**Requirements**:
Quote all of the entries word for word.

* start *

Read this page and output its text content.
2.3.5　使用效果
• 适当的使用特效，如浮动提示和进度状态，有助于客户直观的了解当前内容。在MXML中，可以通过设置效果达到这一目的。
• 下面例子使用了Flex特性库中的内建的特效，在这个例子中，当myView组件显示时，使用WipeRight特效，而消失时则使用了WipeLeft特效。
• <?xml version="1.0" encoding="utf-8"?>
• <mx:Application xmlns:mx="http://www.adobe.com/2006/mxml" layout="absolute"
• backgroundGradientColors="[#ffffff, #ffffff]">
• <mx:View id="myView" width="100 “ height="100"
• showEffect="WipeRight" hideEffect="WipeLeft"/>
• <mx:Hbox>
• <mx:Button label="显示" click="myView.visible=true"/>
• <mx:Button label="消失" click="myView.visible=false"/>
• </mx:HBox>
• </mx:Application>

* end *

**Finished task**:
Read this page and output its text content.
2.3.5　使用效果
• 适当的使用特效，如浮动提示和进度状态，有助于客户直观的了解当前内容。在MXML中，可以通过设置效果达到这一目的。
• 下面例子使用了Flex特性库中的内建的特效，在这个例子中，当myView组件显示时，使用WipeRight特效，而消失时则使用了WipeLeft特效。
• <?xml version="1.0" encoding="utf-8"?>
• <mx:Application xmlns:mx="http://www.adobe.com/2006/mxml" layout="absolute"
• backgroundGradientColors="[#ffffff, #ffffff]">
• <mx:View id="myView" width="100 “ height="100"
• showEffect="WipeRight" hideEffect="WipeLeft"/>
• <mx:Hbox>
• <mx:Button label="显示" click="myView.visible=true"/>
• <mx:Button label="消失" click="myView.visible=false"/>
• </mx:HBox>
• </mx:Application>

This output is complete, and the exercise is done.